The request: Transcribe the full listing exactly, and drop every picture.

Dataset:
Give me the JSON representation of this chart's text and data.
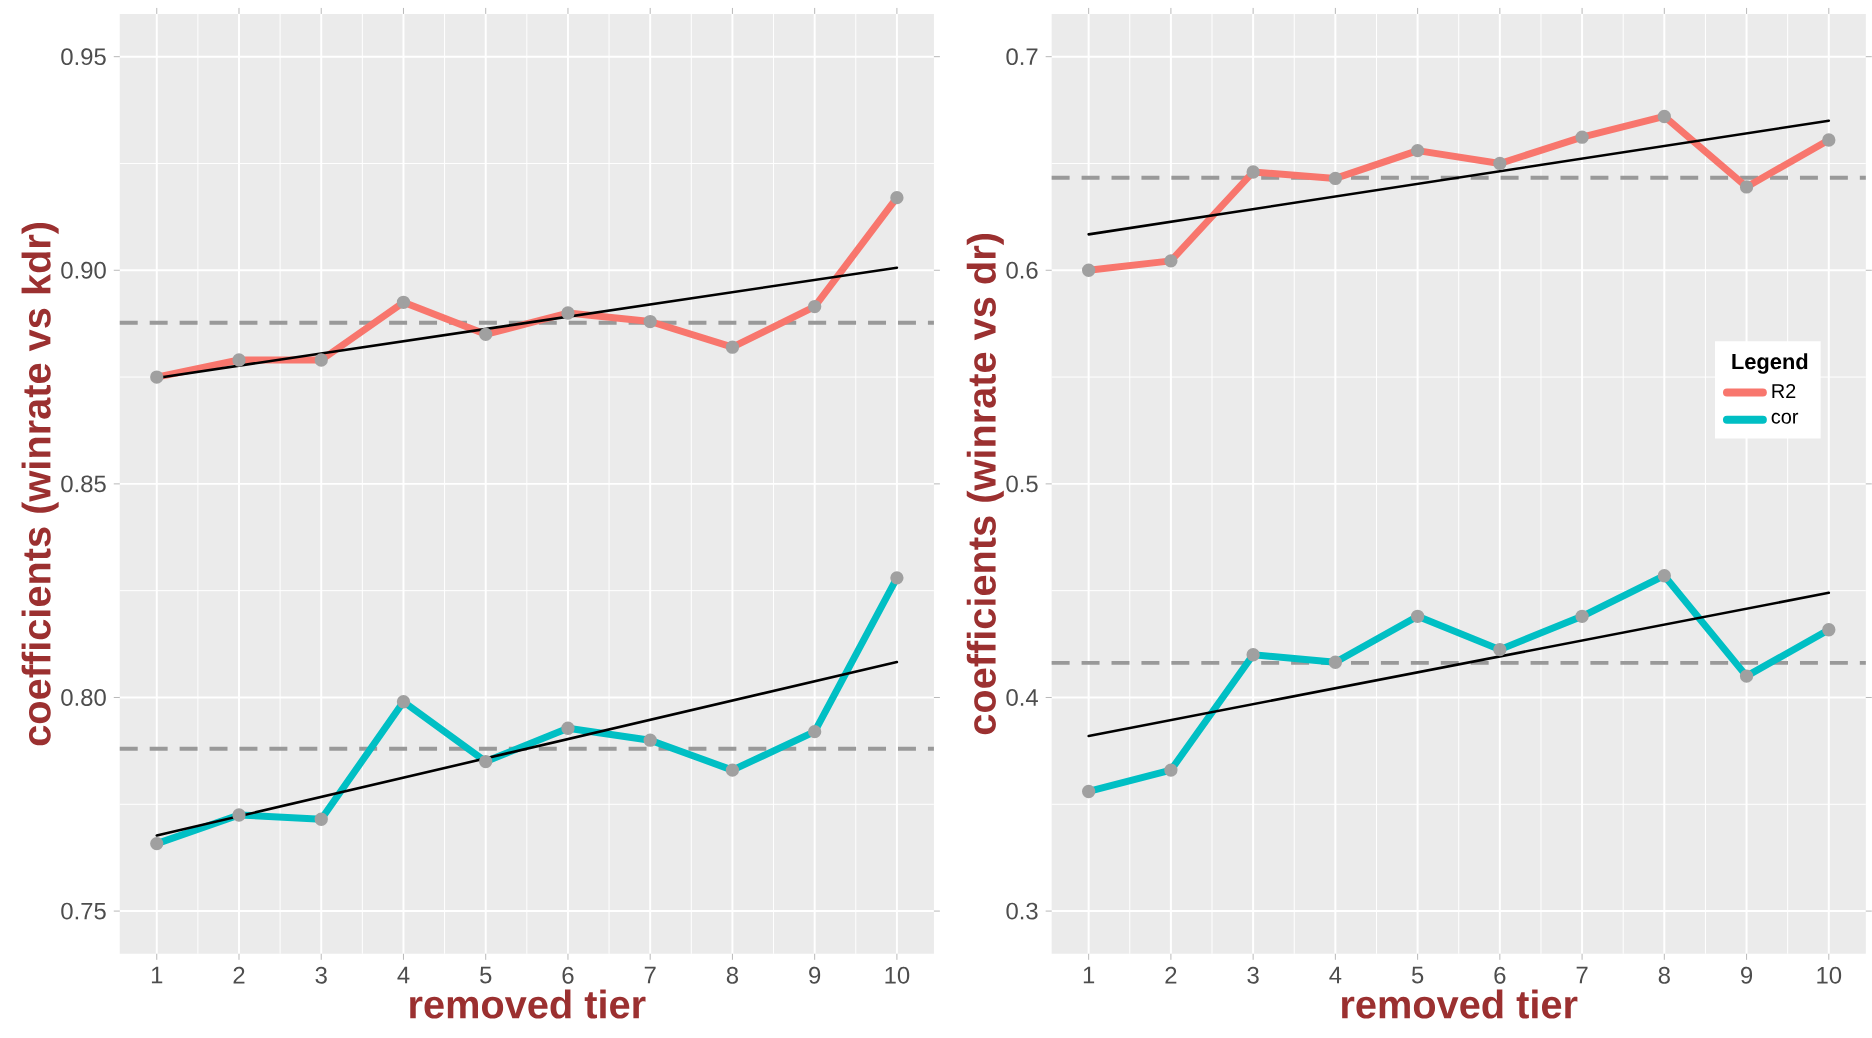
{
  "chart_data": [
    {
      "type": "line",
      "xlabel": "removed tier",
      "ylabel": "coefficients (winrate vs kdr)",
      "xlim": [
        0.55,
        10.45
      ],
      "ylim": [
        0.74,
        0.96
      ],
      "xticks": [
        1,
        2,
        3,
        4,
        5,
        6,
        7,
        8,
        9,
        10
      ],
      "yticks": [
        {
          "value": 0.75,
          "label": "0.75"
        },
        {
          "value": 0.8,
          "label": "0.80"
        },
        {
          "value": 0.85,
          "label": "0.85"
        },
        {
          "value": 0.9,
          "label": "0.90"
        },
        {
          "value": 0.95,
          "label": "0.95"
        }
      ],
      "grid": true,
      "legend": false,
      "series": [
        {
          "color": "#f8766d",
          "marker": "circle",
          "line_style": "solid",
          "x": [
            1,
            2,
            3,
            4,
            5,
            6,
            7,
            8,
            9,
            10
          ],
          "values": [
            0.875,
            0.879,
            0.879,
            0.8925,
            0.885,
            0.89,
            0.888,
            0.882,
            0.8915,
            0.917
          ]
        },
        {
          "color": "#00bfc4",
          "marker": "circle",
          "line_style": "solid",
          "x": [
            1,
            2,
            3,
            4,
            5,
            6,
            7,
            8,
            9,
            10
          ],
          "values": [
            0.7658,
            0.7725,
            0.7715,
            0.799,
            0.785,
            0.7928,
            0.79,
            0.783,
            0.792,
            0.828
          ]
        },
        {
          "type": "line",
          "color": "#000000",
          "marker": "none",
          "line_style": "solid",
          "x": [
            1,
            10
          ],
          "values": [
            0.8748,
            0.9006
          ]
        },
        {
          "type": "line",
          "color": "#000000",
          "marker": "none",
          "line_style": "solid",
          "x": [
            1,
            10
          ],
          "values": [
            0.7677,
            0.8083
          ]
        }
      ],
      "ref_lines": [
        {
          "axis": "y",
          "value": 0.8877,
          "color": "#999999",
          "line_style": "dashed"
        },
        {
          "axis": "y",
          "value": 0.788,
          "color": "#999999",
          "line_style": "dashed"
        }
      ]
    },
    {
      "type": "line",
      "xlabel": "removed tier",
      "ylabel": "coefficients (winrate vs dr)",
      "xlim": [
        0.55,
        10.45
      ],
      "ylim": [
        0.28,
        0.72
      ],
      "xticks": [
        1,
        2,
        3,
        4,
        5,
        6,
        7,
        8,
        9,
        10
      ],
      "yticks": [
        0.3,
        0.4,
        0.5,
        0.6,
        0.7
      ],
      "grid": true,
      "legend": "right",
      "legend_title": "Legend",
      "series": [
        {
          "name": "R2",
          "color": "#f8766d",
          "marker": "circle",
          "line_style": "solid",
          "x": [
            1,
            2,
            3,
            4,
            5,
            6,
            7,
            8,
            9,
            10
          ],
          "values": [
            0.6,
            0.6044,
            0.646,
            0.643,
            0.656,
            0.65,
            0.6623,
            0.672,
            0.639,
            0.661
          ]
        },
        {
          "name": "cor",
          "color": "#00bfc4",
          "marker": "circle",
          "line_style": "solid",
          "x": [
            1,
            2,
            3,
            4,
            5,
            6,
            7,
            8,
            9,
            10
          ],
          "values": [
            0.356,
            0.366,
            0.42,
            0.4165,
            0.438,
            0.4224,
            0.438,
            0.457,
            0.41,
            0.4317
          ]
        },
        {
          "type": "line",
          "color": "#000000",
          "marker": "none",
          "line_style": "solid",
          "x": [
            1,
            10
          ],
          "values": [
            0.6168,
            0.67
          ]
        },
        {
          "type": "line",
          "color": "#000000",
          "marker": "none",
          "line_style": "solid",
          "x": [
            1,
            10
          ],
          "values": [
            0.382,
            0.449
          ]
        }
      ],
      "ref_lines": [
        {
          "axis": "y",
          "value": 0.6433,
          "color": "#999999",
          "line_style": "dashed"
        },
        {
          "axis": "y",
          "value": 0.4162,
          "color": "#999999",
          "line_style": "dashed"
        }
      ]
    }
  ]
}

Expected answer:
Give me the JSON representation of this chart's text and data.
{
  "chart_data": [
    {
      "type": "line",
      "xlabel": "removed tier",
      "ylabel": "coefficients (winrate vs kdr)",
      "xlim": [
        0.55,
        10.45
      ],
      "ylim": [
        0.74,
        0.96
      ],
      "xticks": [
        1,
        2,
        3,
        4,
        5,
        6,
        7,
        8,
        9,
        10
      ],
      "yticks": [
        {
          "value": 0.75,
          "label": "0.75"
        },
        {
          "value": 0.8,
          "label": "0.80"
        },
        {
          "value": 0.85,
          "label": "0.85"
        },
        {
          "value": 0.9,
          "label": "0.90"
        },
        {
          "value": 0.95,
          "label": "0.95"
        }
      ],
      "grid": true,
      "legend": false,
      "series": [
        {
          "color": "#f8766d",
          "marker": "circle",
          "line_style": "solid",
          "x": [
            1,
            2,
            3,
            4,
            5,
            6,
            7,
            8,
            9,
            10
          ],
          "values": [
            0.875,
            0.879,
            0.879,
            0.8925,
            0.885,
            0.89,
            0.888,
            0.882,
            0.8915,
            0.917
          ]
        },
        {
          "color": "#00bfc4",
          "marker": "circle",
          "line_style": "solid",
          "x": [
            1,
            2,
            3,
            4,
            5,
            6,
            7,
            8,
            9,
            10
          ],
          "values": [
            0.7658,
            0.7725,
            0.7715,
            0.799,
            0.785,
            0.7928,
            0.79,
            0.783,
            0.792,
            0.828
          ]
        },
        {
          "type": "line",
          "color": "#000000",
          "marker": "none",
          "line_style": "solid",
          "x": [
            1,
            10
          ],
          "values": [
            0.8748,
            0.9006
          ]
        },
        {
          "type": "line",
          "color": "#000000",
          "marker": "none",
          "line_style": "solid",
          "x": [
            1,
            10
          ],
          "values": [
            0.7677,
            0.8083
          ]
        }
      ],
      "ref_lines": [
        {
          "axis": "y",
          "value": 0.8877,
          "color": "#999999",
          "line_style": "dashed"
        },
        {
          "axis": "y",
          "value": 0.788,
          "color": "#999999",
          "line_style": "dashed"
        }
      ]
    },
    {
      "type": "line",
      "xlabel": "removed tier",
      "ylabel": "coefficients (winrate vs dr)",
      "xlim": [
        0.55,
        10.45
      ],
      "ylim": [
        0.28,
        0.72
      ],
      "xticks": [
        1,
        2,
        3,
        4,
        5,
        6,
        7,
        8,
        9,
        10
      ],
      "yticks": [
        0.3,
        0.4,
        0.5,
        0.6,
        0.7
      ],
      "grid": true,
      "legend": "right",
      "legend_title": "Legend",
      "series": [
        {
          "name": "R2",
          "color": "#f8766d",
          "marker": "circle",
          "line_style": "solid",
          "x": [
            1,
            2,
            3,
            4,
            5,
            6,
            7,
            8,
            9,
            10
          ],
          "values": [
            0.6,
            0.6044,
            0.646,
            0.643,
            0.656,
            0.65,
            0.6623,
            0.672,
            0.639,
            0.661
          ]
        },
        {
          "name": "cor",
          "color": "#00bfc4",
          "marker": "circle",
          "line_style": "solid",
          "x": [
            1,
            2,
            3,
            4,
            5,
            6,
            7,
            8,
            9,
            10
          ],
          "values": [
            0.356,
            0.366,
            0.42,
            0.4165,
            0.438,
            0.4224,
            0.438,
            0.457,
            0.41,
            0.4317
          ]
        },
        {
          "type": "line",
          "color": "#000000",
          "marker": "none",
          "line_style": "solid",
          "x": [
            1,
            10
          ],
          "values": [
            0.6168,
            0.67
          ]
        },
        {
          "type": "line",
          "color": "#000000",
          "marker": "none",
          "line_style": "solid",
          "x": [
            1,
            10
          ],
          "values": [
            0.382,
            0.449
          ]
        }
      ],
      "ref_lines": [
        {
          "axis": "y",
          "value": 0.6433,
          "color": "#999999",
          "line_style": "dashed"
        },
        {
          "axis": "y",
          "value": 0.4162,
          "color": "#999999",
          "line_style": "dashed"
        }
      ]
    }
  ]
}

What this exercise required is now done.